# Task:
Scan the material below for the string "Convocation", and copy every line where it shows up.

— Begin Stored data —

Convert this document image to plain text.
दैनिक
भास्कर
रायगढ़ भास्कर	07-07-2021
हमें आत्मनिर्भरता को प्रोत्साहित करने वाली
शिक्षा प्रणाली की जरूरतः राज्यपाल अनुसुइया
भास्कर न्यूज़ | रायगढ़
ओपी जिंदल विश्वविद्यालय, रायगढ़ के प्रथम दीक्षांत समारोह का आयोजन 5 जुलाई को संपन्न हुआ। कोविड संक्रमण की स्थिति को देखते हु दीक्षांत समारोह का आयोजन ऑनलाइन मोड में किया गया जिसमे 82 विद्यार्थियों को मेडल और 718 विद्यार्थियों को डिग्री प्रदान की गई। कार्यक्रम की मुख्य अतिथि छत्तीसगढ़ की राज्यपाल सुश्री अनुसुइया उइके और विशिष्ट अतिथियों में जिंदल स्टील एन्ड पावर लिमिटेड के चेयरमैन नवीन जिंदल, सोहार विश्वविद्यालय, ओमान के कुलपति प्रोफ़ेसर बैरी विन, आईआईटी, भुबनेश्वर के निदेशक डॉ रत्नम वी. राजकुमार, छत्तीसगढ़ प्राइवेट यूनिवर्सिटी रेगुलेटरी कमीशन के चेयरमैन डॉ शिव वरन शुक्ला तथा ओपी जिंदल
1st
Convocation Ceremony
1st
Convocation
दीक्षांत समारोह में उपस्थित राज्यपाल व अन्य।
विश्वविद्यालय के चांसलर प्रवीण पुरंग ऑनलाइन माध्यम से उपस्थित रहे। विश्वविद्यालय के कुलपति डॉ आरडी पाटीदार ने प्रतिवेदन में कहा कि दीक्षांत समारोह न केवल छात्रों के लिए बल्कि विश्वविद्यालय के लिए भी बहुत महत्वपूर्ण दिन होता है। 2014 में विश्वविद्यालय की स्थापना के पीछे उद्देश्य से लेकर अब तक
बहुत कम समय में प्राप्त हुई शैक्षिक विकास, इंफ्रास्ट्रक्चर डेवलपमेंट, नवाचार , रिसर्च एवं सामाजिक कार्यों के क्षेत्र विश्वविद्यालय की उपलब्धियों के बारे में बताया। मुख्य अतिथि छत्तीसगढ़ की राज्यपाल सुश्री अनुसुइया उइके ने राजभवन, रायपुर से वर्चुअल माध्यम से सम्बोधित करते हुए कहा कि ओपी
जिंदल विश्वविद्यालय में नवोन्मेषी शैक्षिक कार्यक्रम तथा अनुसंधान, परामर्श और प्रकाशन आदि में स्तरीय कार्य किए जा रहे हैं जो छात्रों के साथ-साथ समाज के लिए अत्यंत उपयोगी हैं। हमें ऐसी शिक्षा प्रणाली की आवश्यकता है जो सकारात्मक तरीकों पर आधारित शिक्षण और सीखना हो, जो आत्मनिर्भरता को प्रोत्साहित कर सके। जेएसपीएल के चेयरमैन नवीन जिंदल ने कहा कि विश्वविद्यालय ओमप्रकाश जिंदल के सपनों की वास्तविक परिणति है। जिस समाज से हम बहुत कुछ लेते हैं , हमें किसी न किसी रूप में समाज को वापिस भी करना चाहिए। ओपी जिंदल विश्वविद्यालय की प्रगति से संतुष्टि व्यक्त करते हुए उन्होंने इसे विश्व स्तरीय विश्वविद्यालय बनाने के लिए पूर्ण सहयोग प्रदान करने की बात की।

— End Stored data —

# Response to the task:
Convocation Ceremony
Convocation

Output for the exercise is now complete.